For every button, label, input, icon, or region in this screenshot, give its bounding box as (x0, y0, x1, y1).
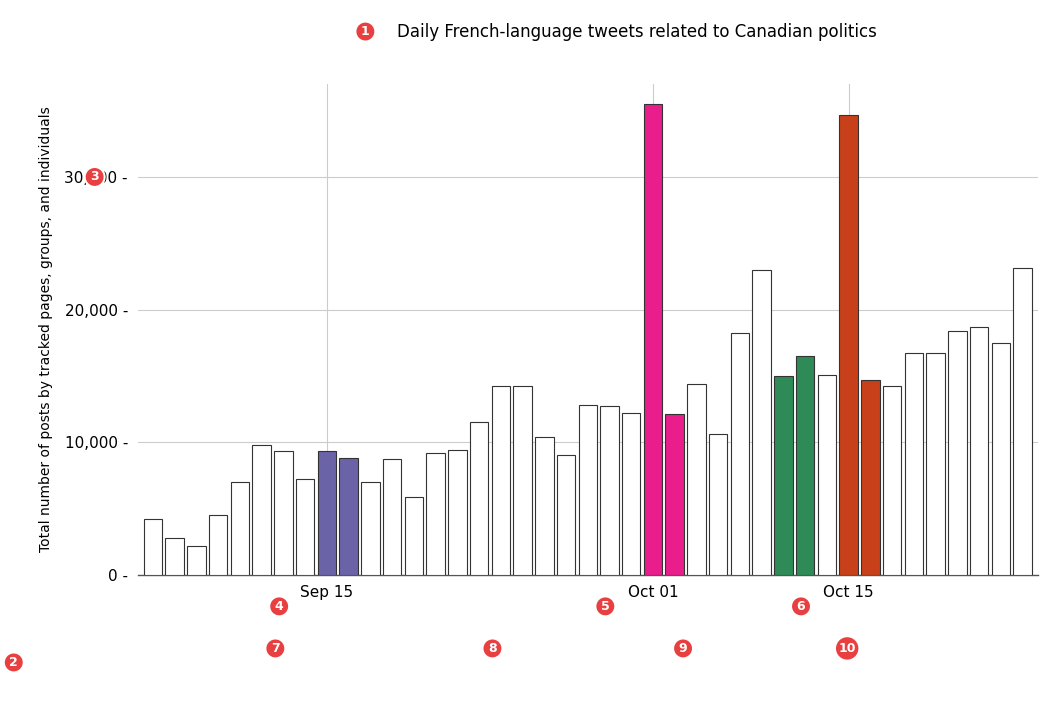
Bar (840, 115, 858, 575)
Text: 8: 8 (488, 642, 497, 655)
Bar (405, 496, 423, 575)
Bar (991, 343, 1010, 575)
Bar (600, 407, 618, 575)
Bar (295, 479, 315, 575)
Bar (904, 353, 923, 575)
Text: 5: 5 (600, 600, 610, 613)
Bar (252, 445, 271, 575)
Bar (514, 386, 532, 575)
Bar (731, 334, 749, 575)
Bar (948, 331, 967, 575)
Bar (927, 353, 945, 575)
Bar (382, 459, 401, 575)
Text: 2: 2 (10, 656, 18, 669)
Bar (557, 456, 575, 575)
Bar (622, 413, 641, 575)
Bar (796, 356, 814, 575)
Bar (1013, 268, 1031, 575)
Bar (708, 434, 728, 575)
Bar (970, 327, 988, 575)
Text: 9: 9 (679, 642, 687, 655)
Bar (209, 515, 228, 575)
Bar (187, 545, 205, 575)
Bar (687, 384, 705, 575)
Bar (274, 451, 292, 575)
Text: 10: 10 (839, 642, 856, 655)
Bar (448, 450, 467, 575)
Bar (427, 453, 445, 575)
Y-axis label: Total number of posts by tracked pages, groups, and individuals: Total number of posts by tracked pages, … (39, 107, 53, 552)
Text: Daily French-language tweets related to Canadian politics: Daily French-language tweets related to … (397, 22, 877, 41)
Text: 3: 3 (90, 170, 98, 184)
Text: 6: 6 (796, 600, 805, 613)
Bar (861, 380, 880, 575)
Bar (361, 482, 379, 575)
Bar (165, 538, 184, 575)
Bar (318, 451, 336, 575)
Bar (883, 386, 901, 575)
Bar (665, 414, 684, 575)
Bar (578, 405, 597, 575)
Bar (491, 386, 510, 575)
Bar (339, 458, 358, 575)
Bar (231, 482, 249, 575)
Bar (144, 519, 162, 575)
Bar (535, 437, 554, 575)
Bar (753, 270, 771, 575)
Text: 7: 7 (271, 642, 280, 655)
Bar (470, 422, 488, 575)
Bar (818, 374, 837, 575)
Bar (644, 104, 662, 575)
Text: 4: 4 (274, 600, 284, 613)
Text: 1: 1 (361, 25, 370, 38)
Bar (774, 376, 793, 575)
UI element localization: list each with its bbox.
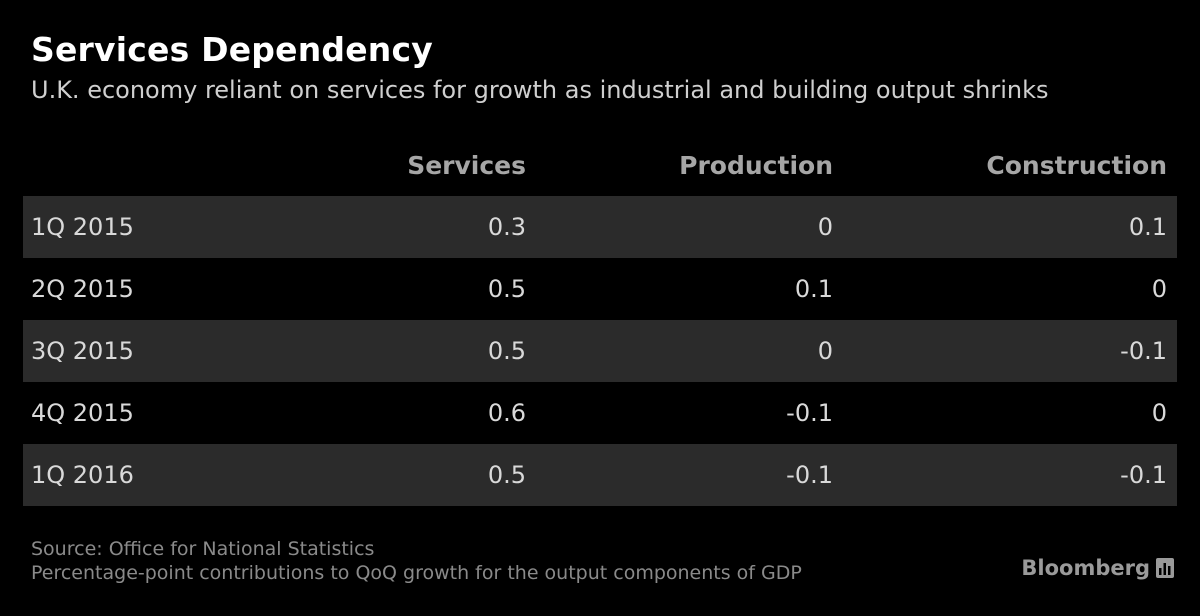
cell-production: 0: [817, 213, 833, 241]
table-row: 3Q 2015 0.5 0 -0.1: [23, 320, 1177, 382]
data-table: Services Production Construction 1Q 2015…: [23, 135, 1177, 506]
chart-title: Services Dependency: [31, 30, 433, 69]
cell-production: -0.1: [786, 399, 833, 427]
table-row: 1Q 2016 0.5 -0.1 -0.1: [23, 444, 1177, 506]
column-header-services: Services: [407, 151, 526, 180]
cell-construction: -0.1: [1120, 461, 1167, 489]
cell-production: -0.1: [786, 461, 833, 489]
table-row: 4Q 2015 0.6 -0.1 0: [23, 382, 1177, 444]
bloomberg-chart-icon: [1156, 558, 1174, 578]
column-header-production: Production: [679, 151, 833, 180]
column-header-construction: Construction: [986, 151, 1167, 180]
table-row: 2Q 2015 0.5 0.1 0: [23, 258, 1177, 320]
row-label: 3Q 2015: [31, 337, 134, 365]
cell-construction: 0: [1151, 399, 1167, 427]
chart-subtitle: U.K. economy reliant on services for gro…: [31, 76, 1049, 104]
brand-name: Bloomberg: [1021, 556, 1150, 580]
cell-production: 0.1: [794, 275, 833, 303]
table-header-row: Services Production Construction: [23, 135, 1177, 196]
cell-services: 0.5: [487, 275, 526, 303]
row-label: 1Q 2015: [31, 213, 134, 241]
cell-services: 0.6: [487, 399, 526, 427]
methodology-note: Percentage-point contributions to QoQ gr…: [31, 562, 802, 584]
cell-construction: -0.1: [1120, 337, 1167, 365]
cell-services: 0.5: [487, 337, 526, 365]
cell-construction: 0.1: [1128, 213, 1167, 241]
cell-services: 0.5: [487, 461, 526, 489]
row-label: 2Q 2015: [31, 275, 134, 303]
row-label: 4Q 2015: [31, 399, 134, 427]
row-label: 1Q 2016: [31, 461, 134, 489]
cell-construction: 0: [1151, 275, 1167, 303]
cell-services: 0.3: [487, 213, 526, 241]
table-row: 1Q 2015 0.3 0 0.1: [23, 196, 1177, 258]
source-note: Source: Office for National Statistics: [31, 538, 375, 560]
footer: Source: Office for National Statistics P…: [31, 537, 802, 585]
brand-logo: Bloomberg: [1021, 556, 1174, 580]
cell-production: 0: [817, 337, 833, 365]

==

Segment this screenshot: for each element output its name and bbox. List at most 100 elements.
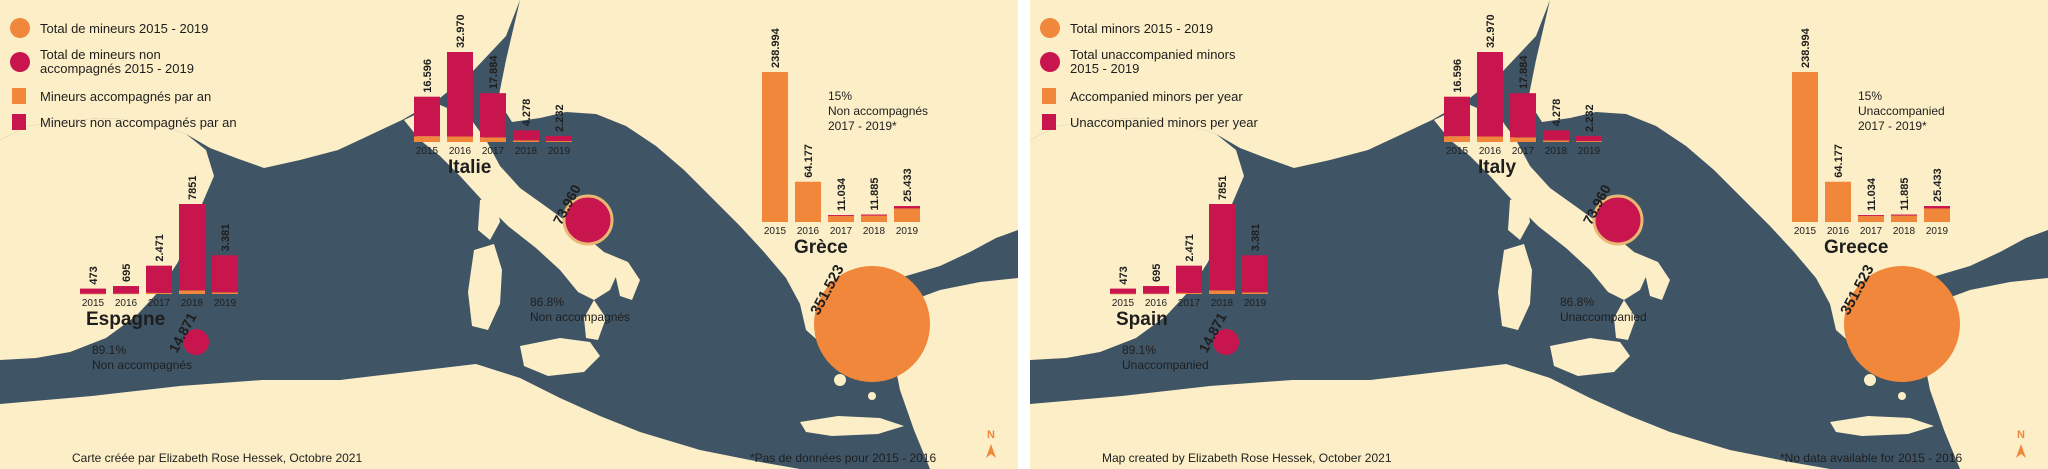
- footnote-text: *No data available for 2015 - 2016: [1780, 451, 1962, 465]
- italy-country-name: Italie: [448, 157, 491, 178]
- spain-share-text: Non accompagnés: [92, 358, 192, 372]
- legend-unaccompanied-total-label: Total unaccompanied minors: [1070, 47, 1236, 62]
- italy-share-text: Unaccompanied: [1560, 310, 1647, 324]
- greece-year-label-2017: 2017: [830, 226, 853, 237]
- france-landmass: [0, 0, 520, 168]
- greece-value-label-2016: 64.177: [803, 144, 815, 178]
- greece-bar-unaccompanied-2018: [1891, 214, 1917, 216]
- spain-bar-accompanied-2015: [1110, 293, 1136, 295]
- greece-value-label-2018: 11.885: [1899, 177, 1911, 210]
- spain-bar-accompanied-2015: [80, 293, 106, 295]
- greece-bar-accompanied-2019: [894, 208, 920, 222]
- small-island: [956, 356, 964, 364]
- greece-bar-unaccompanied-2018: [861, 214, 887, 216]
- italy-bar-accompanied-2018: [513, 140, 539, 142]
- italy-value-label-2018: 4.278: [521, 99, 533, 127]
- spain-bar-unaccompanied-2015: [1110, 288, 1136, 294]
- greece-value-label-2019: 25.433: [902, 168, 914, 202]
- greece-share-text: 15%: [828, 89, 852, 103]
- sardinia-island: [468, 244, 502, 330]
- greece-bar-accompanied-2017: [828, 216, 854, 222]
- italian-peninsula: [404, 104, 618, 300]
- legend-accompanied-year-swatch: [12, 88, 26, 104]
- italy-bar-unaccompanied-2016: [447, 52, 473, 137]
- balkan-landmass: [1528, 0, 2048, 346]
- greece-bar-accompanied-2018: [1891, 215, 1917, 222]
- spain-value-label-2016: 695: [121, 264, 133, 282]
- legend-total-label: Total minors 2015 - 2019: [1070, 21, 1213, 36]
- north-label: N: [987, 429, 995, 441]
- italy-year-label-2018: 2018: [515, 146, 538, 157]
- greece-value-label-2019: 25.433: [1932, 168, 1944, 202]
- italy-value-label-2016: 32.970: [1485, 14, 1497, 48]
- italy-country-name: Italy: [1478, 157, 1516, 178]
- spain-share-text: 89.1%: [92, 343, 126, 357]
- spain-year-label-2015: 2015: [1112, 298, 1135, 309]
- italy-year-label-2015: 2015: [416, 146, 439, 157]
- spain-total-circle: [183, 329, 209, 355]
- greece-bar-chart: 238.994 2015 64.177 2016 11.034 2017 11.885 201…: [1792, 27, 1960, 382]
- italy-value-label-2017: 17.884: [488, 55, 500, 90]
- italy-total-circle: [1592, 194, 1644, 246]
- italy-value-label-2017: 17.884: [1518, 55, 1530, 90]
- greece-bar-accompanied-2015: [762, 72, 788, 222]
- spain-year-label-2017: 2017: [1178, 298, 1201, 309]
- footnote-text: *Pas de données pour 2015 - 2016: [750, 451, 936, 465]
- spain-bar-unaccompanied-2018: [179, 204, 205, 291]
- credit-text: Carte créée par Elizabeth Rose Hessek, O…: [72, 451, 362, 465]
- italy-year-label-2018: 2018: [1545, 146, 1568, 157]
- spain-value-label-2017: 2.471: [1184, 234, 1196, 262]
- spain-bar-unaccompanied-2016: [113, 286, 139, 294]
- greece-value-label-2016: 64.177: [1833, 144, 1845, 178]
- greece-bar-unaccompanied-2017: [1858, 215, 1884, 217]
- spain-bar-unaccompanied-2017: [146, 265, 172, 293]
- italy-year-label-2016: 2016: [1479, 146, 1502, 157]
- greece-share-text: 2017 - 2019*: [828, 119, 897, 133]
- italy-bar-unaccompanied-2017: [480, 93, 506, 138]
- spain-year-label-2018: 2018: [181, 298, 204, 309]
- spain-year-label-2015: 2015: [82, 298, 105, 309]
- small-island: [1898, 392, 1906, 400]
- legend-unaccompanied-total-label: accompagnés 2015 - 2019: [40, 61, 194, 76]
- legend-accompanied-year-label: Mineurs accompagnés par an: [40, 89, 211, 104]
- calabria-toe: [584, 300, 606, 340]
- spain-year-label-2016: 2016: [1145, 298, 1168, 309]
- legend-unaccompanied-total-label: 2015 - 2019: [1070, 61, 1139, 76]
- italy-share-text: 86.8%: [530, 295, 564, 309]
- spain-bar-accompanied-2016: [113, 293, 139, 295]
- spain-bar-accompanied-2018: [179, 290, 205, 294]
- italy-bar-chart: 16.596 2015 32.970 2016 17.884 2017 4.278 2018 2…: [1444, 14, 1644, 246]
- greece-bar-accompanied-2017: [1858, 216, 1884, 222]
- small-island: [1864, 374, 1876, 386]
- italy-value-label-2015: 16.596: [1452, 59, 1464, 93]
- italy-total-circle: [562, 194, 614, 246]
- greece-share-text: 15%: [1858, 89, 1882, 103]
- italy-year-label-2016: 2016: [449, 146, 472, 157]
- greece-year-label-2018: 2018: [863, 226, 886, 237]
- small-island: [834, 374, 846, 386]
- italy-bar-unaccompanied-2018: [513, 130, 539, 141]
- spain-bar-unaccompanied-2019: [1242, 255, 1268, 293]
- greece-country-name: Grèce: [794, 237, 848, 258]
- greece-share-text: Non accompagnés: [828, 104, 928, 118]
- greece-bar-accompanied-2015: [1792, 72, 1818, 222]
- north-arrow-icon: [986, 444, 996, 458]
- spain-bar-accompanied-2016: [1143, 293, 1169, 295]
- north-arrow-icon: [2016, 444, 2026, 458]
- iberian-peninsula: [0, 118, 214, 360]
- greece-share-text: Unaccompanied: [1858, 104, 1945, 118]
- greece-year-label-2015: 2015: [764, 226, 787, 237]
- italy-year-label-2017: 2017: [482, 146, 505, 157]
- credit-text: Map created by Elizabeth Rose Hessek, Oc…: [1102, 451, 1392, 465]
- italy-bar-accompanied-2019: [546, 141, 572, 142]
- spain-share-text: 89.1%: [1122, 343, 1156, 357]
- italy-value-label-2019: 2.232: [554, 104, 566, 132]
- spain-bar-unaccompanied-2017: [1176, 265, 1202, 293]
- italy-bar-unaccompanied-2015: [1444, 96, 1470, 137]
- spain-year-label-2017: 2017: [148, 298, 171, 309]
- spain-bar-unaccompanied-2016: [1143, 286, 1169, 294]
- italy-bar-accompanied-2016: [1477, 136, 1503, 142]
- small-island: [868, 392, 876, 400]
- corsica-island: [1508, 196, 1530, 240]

---

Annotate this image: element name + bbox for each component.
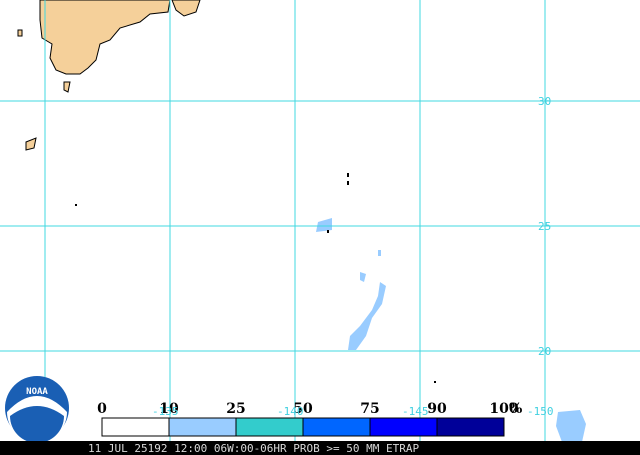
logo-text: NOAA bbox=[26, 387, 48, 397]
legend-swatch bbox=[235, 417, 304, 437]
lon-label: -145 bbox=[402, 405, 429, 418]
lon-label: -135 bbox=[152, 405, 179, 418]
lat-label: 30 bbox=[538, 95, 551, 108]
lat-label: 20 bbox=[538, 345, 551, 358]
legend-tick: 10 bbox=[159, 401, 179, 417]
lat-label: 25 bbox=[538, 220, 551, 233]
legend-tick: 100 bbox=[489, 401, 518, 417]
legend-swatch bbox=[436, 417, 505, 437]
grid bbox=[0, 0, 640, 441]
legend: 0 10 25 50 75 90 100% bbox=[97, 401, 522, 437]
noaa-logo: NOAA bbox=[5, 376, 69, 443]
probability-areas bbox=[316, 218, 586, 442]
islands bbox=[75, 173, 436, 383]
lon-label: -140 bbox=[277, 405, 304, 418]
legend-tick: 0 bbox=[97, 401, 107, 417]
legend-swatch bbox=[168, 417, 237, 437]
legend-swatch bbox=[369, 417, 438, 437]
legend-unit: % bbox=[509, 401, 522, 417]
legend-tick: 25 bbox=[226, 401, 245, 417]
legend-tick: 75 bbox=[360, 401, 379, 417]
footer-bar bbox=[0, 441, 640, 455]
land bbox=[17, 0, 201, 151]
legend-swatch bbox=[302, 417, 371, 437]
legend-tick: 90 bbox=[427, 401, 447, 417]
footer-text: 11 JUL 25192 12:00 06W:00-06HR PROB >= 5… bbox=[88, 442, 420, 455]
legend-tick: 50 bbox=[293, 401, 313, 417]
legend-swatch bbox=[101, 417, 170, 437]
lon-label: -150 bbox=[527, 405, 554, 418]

What to produce:
Give the lines again from the line with "logo-text: NOAA bbox=[26, 387, 48, 397]" up to and including the line with "lat-label: 25 bbox=[538, 220, 551, 233]", renaming "lat-label" to "latitude-label" and leaving everything else unchanged.

Task output:
logo-text: NOAA bbox=[26, 387, 48, 397]
legend-swatch bbox=[235, 417, 304, 437]
lon-label: -145 bbox=[402, 405, 429, 418]
lon-label: -135 bbox=[152, 405, 179, 418]
latitude-label: 30 bbox=[538, 95, 551, 108]
latitude-label: 20 bbox=[538, 345, 551, 358]
legend-tick: 10 bbox=[159, 401, 179, 417]
latitude-label: 25 bbox=[538, 220, 551, 233]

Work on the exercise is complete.